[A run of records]
★ ★ ★ ★ ★

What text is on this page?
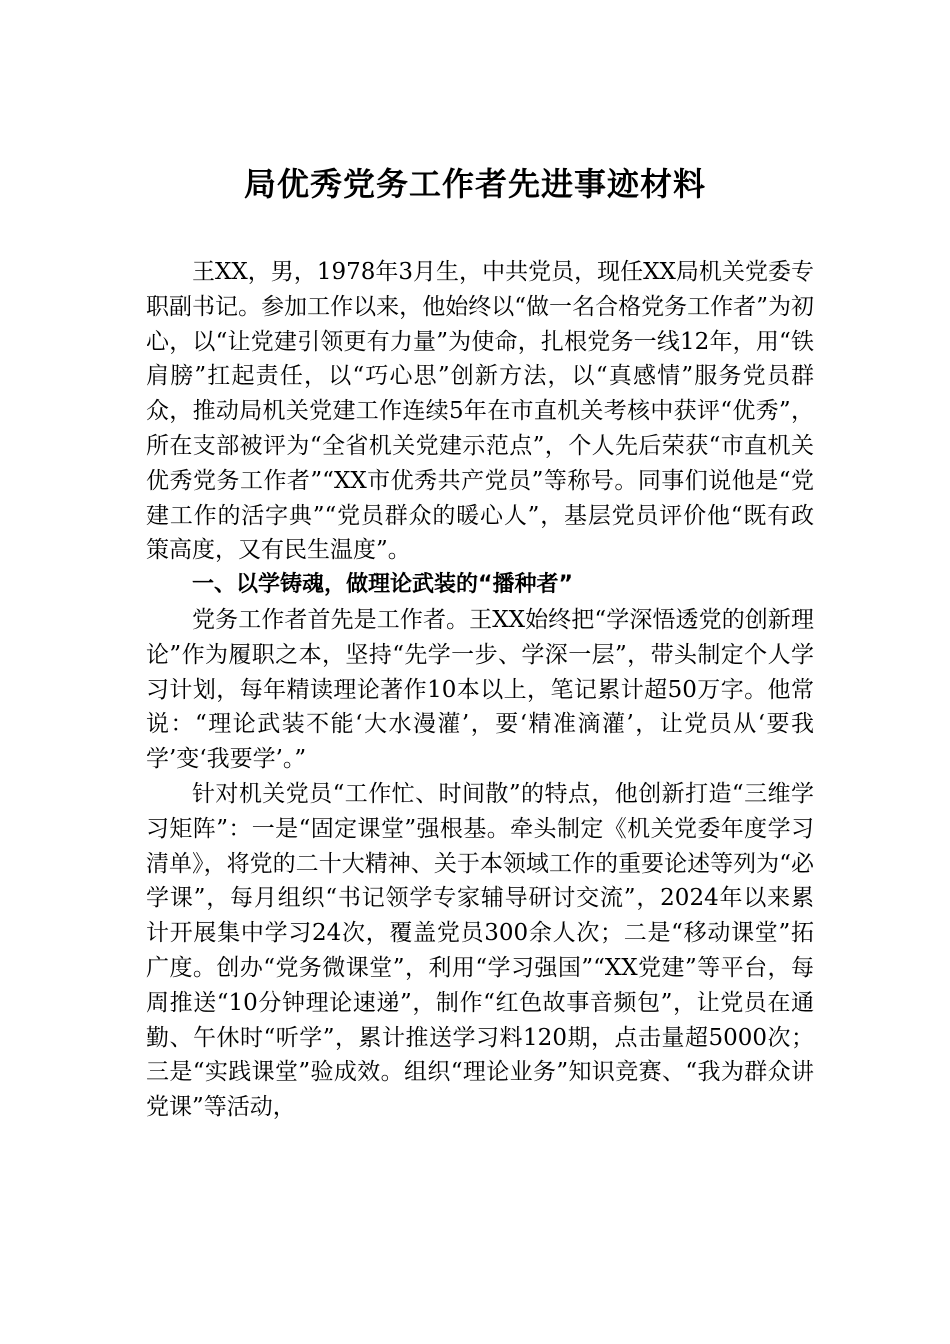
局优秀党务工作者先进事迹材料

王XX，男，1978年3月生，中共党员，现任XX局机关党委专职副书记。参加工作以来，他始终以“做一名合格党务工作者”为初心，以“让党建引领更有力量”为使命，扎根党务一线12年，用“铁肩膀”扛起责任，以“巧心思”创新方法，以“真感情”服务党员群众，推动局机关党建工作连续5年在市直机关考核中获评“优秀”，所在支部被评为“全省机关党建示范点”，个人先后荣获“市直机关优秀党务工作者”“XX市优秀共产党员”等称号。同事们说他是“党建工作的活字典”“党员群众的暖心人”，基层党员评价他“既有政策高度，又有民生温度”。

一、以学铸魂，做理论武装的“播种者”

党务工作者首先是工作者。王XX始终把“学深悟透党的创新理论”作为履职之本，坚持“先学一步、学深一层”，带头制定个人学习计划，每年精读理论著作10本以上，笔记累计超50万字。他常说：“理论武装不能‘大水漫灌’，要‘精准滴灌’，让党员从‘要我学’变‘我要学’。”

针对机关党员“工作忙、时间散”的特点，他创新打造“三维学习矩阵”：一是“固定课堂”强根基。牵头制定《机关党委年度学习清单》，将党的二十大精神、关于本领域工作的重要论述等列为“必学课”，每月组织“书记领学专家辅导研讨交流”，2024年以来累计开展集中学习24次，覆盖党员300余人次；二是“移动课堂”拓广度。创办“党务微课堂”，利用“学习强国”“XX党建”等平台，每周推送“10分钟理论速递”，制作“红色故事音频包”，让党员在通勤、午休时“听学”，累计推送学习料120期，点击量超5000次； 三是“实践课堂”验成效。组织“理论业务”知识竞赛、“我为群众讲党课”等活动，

★ ★ ★ ★ ★

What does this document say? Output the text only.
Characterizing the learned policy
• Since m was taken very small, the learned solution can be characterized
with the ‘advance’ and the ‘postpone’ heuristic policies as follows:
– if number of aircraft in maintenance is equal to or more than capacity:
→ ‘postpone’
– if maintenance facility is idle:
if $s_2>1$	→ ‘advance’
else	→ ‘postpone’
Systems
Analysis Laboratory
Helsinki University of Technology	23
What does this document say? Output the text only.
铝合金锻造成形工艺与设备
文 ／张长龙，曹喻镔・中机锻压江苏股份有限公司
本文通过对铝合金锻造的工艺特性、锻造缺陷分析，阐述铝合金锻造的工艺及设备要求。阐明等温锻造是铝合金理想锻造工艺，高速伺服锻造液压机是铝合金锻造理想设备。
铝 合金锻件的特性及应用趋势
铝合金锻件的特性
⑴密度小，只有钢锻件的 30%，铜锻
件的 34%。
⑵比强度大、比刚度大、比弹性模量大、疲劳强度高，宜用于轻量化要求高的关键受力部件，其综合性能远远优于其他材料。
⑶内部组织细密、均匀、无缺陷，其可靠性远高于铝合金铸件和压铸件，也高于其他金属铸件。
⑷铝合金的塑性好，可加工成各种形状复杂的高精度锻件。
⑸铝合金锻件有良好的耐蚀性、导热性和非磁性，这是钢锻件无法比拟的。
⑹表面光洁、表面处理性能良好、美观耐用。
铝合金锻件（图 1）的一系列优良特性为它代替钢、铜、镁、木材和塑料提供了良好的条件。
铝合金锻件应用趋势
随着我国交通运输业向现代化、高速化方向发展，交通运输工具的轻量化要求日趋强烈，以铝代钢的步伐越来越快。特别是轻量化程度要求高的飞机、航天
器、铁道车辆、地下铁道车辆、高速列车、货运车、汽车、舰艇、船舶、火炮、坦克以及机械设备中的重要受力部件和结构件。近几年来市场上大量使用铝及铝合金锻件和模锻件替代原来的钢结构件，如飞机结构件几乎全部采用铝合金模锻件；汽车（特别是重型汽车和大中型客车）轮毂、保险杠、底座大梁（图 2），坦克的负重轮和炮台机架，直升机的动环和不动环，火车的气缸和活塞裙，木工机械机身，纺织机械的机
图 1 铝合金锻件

★ ★ ★ ★ ★

— TASK BRIEF —
Locate the string "maintenance" in the listing above and copy every line where it occurs.

— TASK RESPONSE —
– if number of aircraft in maintenance is equal to or more than capacity:
– if maintenance facility is idle:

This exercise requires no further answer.